- **WRITTEN EXERCISE A**
Please reproduce the passage on GaN nanowalls and SERS word for word, in full.

- **SUPPLIED TEXT**
------

In the present experiment, we extend our previous study by considering variation of porosity of the GaN nanowall structure and its effect on SERS. Further, the size and distance between the Ag nanoparticles is also varied by carrying out annealing at different temperatures, which is known to affect the LSPR frequency of Ag. Apart from the change in SERS signals, the change in plasmon frequency is also harnessed to maximize the band edge emission from GaN which is probed using photoluminescence. It is then interesting to use this substrate not only as a SERS sensor but also as a highly luminescent material whose properties can be tuned by controlling the size and distribution of Ag nanoparticles on its surface. The SERS activity for three different analytes is presented here.

------

- **WRITTEN EXERCISE B**
Give the record lines from the line containing "chart-a: 0 12" through the line containing "risk-row-label: Minimal/No Response", both included, as a Markdown table with the columns Number and Record line. Leave out blank lines, and include no other lines.

- **Dataset records**
------

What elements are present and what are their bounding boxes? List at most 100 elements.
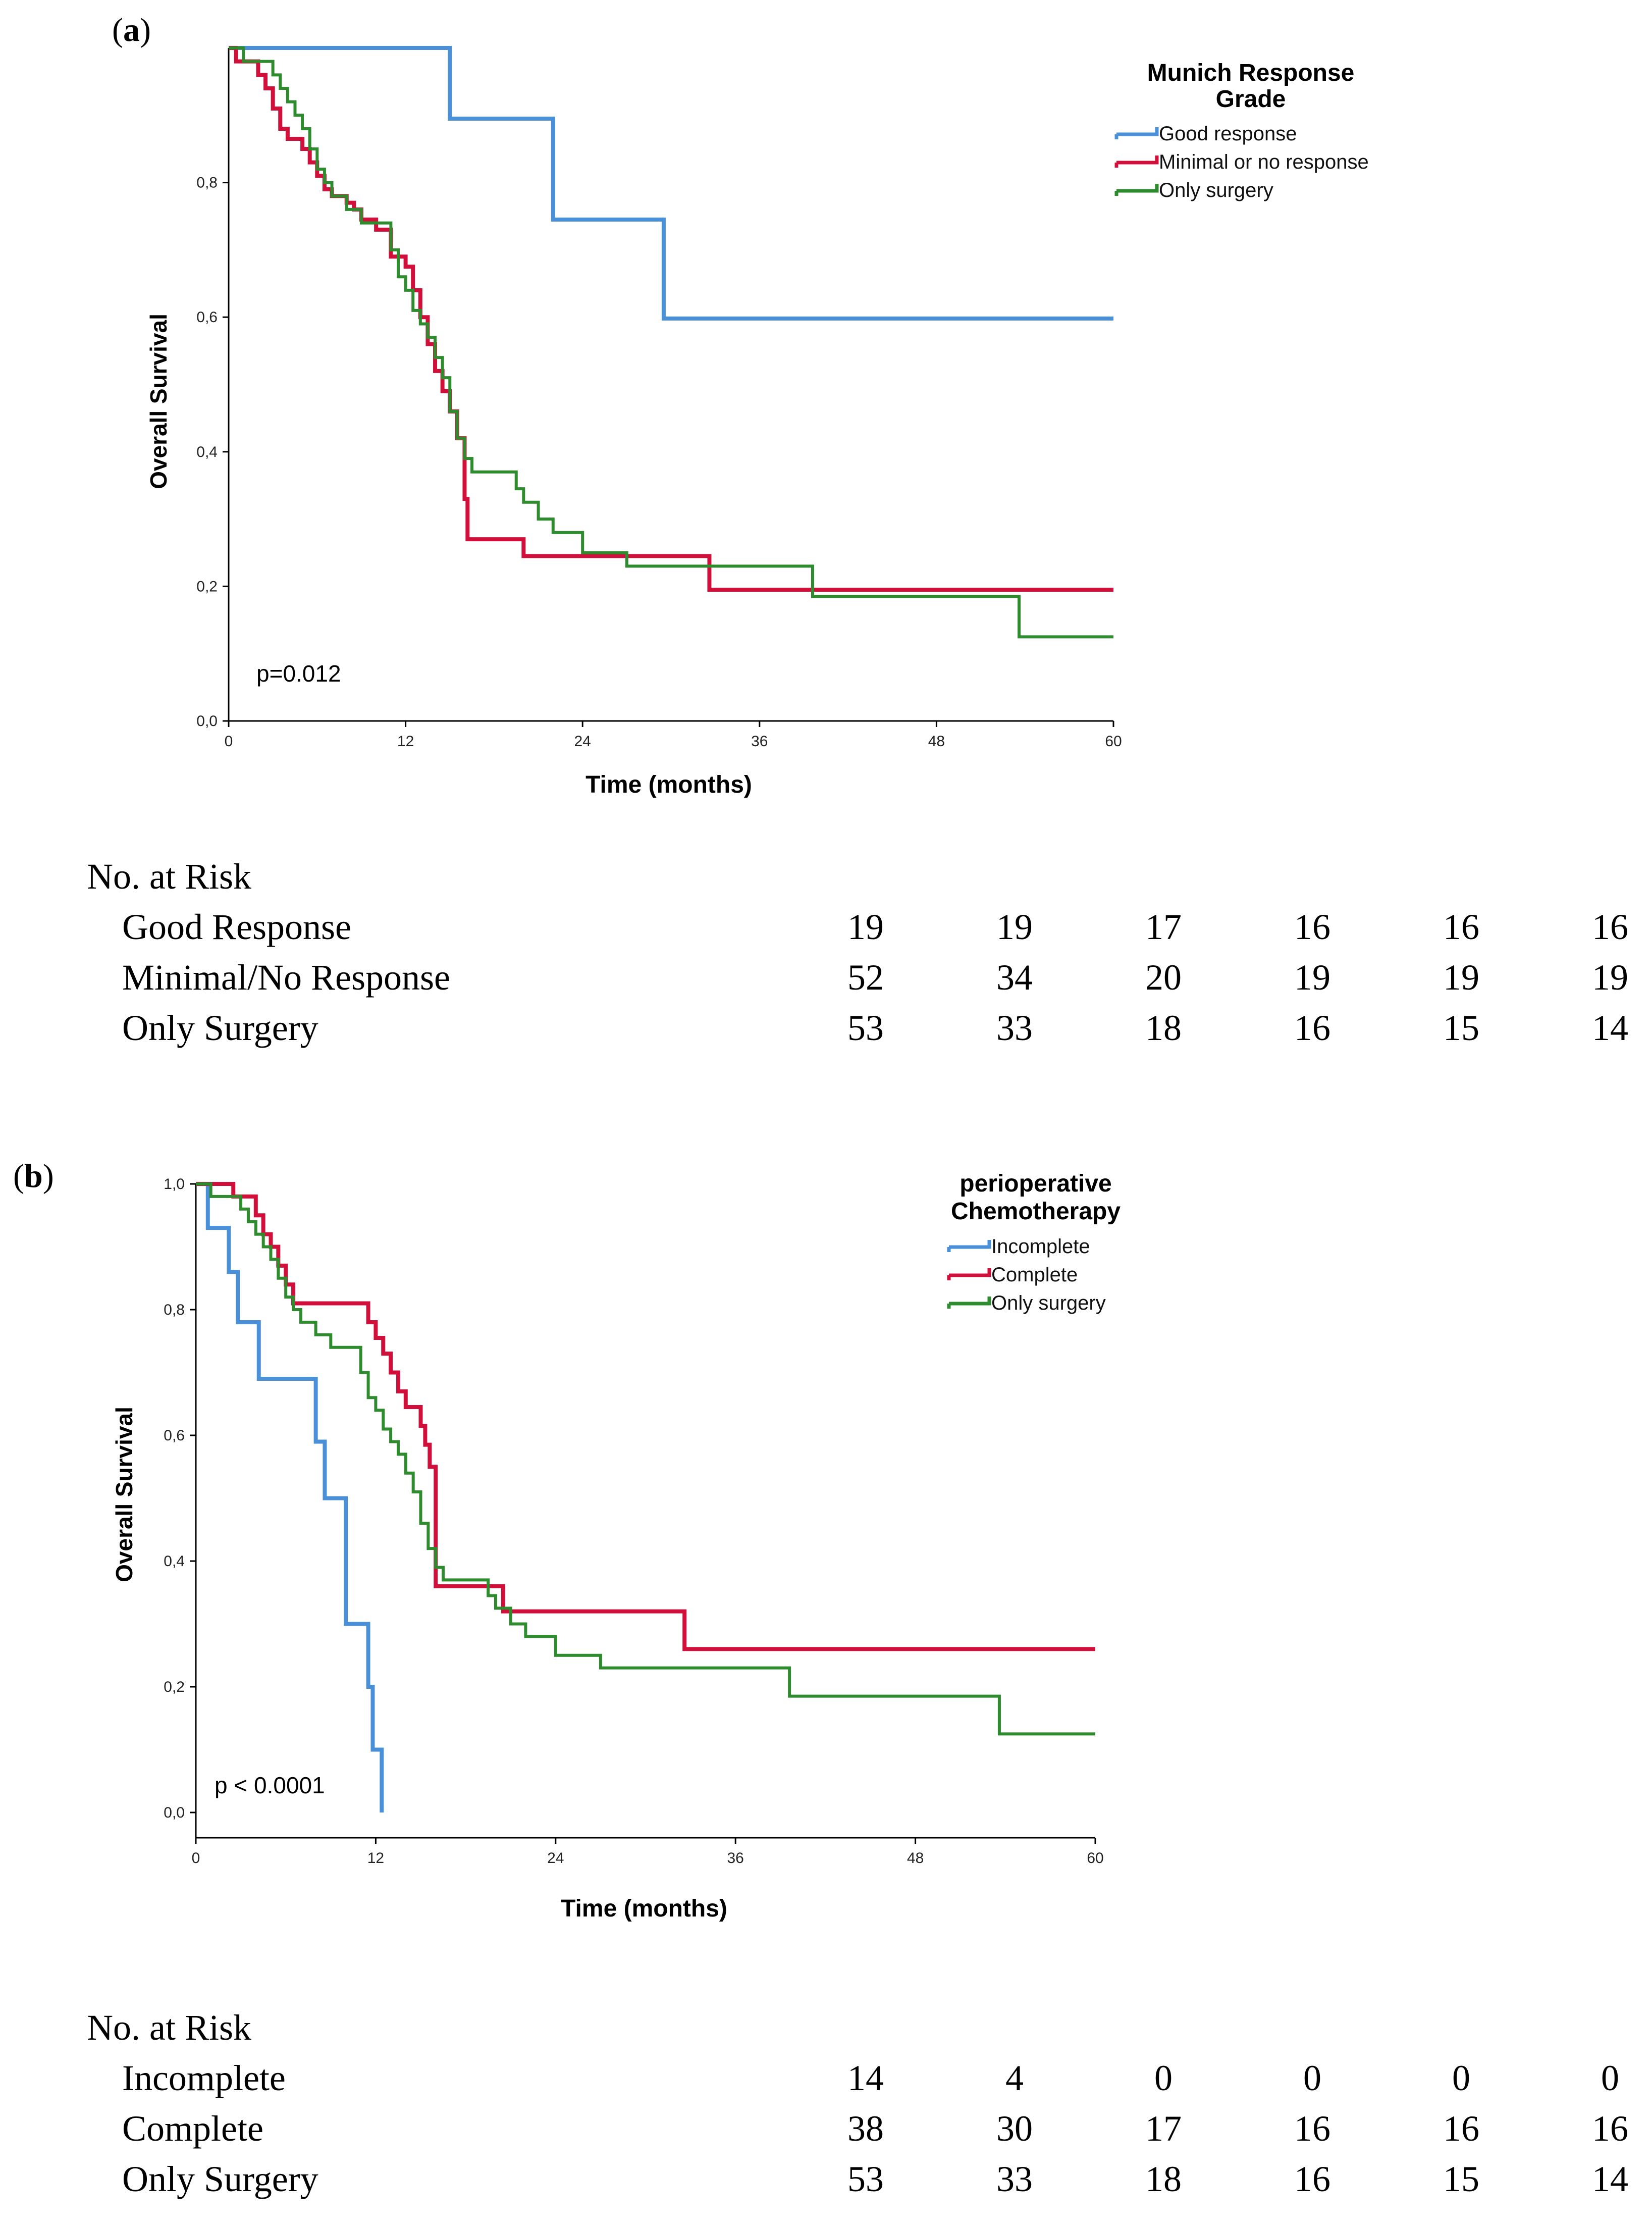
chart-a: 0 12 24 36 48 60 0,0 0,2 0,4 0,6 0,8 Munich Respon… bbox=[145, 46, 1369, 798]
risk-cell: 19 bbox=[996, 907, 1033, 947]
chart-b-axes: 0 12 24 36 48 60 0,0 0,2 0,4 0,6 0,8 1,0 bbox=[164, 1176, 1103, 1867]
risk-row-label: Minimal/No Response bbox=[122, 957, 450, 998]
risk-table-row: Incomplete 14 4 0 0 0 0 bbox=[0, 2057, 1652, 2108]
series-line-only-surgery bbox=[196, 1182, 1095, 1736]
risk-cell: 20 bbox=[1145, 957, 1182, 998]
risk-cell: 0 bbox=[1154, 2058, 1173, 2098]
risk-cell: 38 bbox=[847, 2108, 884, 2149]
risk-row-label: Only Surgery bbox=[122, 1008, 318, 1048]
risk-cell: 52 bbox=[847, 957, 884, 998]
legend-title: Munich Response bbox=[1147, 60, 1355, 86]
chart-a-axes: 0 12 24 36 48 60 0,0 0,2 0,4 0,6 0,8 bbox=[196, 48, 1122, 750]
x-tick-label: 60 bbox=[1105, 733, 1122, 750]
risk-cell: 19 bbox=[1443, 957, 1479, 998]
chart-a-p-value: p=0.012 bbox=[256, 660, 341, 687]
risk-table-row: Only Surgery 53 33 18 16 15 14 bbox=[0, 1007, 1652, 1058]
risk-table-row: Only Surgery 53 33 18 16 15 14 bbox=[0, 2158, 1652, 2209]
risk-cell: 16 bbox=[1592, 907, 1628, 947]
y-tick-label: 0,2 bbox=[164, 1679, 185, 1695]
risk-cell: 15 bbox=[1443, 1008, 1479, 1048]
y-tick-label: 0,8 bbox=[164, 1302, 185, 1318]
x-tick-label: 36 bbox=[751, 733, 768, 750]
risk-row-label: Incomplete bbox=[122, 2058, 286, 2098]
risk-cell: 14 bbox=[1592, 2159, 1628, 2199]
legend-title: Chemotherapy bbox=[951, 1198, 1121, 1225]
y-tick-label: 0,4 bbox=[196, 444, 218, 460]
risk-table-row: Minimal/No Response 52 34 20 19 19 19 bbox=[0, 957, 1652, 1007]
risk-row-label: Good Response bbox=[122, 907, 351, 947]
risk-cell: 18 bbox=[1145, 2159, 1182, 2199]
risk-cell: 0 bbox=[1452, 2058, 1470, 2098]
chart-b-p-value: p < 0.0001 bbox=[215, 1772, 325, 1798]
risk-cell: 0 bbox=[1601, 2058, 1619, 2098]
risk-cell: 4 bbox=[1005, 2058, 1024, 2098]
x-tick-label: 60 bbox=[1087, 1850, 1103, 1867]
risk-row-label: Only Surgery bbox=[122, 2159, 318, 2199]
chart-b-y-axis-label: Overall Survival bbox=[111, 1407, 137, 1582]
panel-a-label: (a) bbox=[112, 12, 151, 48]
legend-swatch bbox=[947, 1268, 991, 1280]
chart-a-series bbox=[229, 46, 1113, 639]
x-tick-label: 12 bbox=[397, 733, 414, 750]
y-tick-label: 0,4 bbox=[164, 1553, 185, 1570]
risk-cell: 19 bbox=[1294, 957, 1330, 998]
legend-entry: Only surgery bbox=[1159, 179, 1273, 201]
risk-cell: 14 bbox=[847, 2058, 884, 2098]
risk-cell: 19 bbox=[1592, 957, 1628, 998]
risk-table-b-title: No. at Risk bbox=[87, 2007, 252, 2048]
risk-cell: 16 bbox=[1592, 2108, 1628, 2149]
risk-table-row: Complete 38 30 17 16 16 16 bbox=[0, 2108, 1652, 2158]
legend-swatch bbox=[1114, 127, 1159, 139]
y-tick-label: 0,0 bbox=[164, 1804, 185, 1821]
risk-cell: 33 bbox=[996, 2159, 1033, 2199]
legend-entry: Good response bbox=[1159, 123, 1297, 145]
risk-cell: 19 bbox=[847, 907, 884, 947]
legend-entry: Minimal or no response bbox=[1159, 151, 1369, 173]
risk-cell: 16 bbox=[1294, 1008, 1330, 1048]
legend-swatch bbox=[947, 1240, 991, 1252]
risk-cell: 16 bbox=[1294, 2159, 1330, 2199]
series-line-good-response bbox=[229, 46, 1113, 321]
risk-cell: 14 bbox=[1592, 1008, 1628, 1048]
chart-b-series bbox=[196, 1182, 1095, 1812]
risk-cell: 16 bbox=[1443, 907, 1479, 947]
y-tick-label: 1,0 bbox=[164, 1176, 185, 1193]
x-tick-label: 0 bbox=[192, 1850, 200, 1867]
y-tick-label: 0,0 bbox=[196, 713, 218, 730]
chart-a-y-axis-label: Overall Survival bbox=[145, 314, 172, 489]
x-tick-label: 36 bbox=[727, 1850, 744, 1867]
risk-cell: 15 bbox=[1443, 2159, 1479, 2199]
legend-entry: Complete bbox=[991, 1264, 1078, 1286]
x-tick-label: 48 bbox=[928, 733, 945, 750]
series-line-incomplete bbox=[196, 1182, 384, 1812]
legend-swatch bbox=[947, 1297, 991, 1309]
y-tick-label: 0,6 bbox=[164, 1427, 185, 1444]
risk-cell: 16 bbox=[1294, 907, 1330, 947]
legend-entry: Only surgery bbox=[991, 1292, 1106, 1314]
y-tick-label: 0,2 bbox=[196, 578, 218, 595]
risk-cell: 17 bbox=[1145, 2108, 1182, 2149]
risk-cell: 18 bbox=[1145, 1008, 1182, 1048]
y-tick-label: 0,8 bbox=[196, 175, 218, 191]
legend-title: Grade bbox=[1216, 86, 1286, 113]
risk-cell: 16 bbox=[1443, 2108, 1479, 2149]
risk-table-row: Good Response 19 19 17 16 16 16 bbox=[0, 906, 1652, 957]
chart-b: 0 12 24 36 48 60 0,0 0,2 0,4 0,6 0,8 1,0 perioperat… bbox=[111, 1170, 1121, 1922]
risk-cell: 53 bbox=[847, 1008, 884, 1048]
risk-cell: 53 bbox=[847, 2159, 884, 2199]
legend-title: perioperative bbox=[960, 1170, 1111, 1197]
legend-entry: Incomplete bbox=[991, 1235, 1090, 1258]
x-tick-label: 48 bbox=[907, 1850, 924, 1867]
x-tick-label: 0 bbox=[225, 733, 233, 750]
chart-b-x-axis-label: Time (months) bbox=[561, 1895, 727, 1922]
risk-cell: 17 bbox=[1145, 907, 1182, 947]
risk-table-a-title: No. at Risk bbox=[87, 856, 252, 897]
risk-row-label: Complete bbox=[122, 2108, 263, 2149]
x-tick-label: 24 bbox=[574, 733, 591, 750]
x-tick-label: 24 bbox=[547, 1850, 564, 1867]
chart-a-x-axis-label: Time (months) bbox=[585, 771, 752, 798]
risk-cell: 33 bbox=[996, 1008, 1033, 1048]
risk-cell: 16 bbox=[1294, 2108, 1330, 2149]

------

- **CORRECT RESULT A**
In the present experiment, we extend our previous study by considering variation of porosity of the GaN nanowall structure and its effect on SERS. Further, the size and distance between the Ag nanoparticles is also varied by carrying out annealing at different temperatures, which is known to affect the LSPR frequency of Ag. Apart from the change in SERS signals, the change in plasmon frequency is also harnessed to maximize the band edge emission from GaN which is probed using photoluminescence. It is then interesting to use this substrate not only as a SERS sensor but also as a highly luminescent material whose properties can be tuned by controlling the size and distribution of Ag nanoparticles on its surface. The SERS activity for three different analytes is presented here.

- **CORRECT RESULT B**
| Number | Record line |
|---|---|
| 1 | chart-a: 0 12 24 36 48 60 0,0 0,2 0,4 0,6 0,8 Munich Respon… bbox=[145, 46, 1369, 798] |
| 2 | risk-cell: 19 bbox=[996, 907, 1033, 947] |
| 3 | chart-b-axes: 0 12 24 36 48 60 0,0 0,2 0,4 0,6 0,8 1,0 bbox=[164, 1176, 1103, 1867] |
| 4 | risk-row-label: Minimal/No Response bbox=[122, 957, 450, 998] |